-- start GIVEN RECORDS --

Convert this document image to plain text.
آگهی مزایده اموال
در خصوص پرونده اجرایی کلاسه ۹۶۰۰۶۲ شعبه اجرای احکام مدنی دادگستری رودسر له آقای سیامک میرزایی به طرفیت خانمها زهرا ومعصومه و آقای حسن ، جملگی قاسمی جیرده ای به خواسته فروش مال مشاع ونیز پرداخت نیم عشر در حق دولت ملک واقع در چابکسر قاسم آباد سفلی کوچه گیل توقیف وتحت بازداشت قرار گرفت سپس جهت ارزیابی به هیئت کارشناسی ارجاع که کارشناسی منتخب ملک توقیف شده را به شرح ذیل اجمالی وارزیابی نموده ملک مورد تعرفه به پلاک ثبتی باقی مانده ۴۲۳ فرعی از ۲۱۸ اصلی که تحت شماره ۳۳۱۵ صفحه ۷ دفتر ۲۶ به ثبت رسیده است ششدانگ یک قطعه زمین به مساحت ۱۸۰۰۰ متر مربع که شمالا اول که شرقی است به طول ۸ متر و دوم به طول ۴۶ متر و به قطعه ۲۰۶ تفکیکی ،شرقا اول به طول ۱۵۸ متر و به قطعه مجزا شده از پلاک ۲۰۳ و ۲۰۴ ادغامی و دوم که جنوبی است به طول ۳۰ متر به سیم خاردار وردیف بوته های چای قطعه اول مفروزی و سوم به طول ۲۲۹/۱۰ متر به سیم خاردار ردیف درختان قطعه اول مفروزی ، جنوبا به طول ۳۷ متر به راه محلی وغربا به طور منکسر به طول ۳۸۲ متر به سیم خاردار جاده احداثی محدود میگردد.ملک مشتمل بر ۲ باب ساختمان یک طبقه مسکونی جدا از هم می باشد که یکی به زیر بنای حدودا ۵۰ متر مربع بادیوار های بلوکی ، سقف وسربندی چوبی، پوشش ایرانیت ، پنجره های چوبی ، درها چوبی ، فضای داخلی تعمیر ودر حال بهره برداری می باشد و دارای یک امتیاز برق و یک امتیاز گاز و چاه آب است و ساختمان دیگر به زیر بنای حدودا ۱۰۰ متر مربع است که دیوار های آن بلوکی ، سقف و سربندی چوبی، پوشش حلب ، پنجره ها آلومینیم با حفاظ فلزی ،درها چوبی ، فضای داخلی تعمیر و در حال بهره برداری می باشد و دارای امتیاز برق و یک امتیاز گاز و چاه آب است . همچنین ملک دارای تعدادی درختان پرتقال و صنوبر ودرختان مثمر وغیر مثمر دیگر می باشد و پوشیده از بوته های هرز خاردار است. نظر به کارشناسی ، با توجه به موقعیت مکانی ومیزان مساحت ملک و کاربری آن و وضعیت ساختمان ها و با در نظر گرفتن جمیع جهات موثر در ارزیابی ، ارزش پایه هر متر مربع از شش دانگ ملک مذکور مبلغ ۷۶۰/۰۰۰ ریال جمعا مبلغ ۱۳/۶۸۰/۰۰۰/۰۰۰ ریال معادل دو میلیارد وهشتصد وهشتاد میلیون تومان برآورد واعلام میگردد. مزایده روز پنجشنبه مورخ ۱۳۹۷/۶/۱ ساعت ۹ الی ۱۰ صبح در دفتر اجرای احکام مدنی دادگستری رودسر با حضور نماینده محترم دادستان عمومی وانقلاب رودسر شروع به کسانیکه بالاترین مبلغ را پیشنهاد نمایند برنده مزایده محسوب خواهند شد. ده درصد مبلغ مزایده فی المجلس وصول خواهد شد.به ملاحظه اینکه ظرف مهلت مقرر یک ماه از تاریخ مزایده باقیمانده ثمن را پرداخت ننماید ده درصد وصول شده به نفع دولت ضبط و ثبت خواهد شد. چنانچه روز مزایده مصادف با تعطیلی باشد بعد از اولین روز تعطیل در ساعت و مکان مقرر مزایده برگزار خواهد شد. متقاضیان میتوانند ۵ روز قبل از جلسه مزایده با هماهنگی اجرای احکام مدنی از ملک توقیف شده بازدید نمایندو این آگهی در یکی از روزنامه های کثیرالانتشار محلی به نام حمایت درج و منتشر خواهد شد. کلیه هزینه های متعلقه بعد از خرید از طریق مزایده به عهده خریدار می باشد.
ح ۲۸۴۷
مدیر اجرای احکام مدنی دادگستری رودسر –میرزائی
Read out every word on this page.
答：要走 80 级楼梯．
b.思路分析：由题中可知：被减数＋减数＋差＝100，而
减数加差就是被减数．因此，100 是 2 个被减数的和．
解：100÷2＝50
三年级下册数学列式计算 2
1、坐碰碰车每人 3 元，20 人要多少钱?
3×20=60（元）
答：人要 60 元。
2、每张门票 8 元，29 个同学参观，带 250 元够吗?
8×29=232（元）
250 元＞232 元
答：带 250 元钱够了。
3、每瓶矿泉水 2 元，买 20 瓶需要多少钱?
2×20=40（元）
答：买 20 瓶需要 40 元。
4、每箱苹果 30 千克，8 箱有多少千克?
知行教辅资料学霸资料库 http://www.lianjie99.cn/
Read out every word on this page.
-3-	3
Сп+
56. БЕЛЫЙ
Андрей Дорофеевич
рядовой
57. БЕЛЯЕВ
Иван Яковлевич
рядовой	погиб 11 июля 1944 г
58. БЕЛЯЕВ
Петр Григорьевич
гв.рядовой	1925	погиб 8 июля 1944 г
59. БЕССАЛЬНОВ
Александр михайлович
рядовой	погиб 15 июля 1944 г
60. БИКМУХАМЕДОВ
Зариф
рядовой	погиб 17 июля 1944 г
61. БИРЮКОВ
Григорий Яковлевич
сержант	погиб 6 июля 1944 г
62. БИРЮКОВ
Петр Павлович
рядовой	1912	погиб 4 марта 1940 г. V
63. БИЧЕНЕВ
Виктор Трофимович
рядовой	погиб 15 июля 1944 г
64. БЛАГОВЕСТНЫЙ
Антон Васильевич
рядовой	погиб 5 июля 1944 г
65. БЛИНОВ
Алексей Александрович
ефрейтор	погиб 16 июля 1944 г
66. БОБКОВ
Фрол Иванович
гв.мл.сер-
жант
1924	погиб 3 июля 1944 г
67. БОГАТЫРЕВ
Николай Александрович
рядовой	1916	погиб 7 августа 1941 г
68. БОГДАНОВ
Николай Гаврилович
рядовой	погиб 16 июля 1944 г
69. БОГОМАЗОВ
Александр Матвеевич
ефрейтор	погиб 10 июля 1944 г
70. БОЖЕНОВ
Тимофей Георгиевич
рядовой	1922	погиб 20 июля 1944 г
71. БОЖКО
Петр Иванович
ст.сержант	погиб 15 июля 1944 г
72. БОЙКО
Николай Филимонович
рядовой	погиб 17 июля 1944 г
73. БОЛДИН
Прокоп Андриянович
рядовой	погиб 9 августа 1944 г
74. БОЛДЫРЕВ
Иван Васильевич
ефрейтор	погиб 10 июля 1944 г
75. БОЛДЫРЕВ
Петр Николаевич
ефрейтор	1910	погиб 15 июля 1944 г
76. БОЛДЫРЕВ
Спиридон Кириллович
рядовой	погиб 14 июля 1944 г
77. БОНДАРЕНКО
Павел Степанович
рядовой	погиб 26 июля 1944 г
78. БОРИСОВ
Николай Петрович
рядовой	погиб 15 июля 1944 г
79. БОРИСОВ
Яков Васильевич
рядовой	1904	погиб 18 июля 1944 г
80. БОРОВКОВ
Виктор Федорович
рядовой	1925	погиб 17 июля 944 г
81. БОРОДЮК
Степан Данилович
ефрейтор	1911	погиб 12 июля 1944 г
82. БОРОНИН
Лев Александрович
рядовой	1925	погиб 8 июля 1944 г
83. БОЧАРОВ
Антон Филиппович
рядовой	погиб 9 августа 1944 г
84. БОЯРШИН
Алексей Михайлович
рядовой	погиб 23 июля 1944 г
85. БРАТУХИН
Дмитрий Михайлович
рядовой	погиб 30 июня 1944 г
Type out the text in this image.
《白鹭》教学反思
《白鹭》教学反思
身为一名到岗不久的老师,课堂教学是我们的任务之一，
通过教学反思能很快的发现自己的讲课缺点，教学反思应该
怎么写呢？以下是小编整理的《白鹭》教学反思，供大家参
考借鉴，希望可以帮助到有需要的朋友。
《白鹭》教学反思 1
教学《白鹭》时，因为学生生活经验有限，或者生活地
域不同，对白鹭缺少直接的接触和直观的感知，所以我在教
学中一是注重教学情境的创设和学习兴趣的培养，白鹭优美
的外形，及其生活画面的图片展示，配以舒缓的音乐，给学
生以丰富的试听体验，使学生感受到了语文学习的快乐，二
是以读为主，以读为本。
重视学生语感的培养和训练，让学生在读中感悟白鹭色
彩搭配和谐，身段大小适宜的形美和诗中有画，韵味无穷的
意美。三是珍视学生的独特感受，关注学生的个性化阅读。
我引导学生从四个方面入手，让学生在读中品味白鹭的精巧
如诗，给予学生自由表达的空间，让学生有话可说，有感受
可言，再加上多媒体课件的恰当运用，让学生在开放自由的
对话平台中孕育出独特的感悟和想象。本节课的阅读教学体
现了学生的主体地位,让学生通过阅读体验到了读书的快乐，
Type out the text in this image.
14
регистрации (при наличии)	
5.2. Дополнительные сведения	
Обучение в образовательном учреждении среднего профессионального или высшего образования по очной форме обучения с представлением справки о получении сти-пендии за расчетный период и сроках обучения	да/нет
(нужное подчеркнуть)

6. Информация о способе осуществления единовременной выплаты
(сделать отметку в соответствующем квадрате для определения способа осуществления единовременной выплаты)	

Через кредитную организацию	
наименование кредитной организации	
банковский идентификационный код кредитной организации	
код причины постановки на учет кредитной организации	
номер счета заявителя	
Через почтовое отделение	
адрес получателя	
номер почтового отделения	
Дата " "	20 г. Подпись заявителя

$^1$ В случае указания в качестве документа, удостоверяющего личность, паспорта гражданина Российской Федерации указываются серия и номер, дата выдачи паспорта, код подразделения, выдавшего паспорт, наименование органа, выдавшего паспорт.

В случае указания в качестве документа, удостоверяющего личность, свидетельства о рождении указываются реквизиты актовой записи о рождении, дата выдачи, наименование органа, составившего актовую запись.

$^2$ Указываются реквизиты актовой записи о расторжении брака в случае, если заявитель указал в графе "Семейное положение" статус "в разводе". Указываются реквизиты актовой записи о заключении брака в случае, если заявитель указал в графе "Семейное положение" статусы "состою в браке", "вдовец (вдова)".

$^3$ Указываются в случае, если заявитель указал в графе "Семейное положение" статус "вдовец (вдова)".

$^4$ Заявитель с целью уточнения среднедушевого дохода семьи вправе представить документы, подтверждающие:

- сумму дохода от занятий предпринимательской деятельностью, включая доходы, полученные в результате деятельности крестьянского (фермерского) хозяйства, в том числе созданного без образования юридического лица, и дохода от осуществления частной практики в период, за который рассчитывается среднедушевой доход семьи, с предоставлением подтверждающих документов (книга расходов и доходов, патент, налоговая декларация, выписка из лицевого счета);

-- end GIVEN RECORDS --

• **WORK TO DO**
Say how many lines of the material contain the word "единовременной", with no other text.

• **ANSWER**
2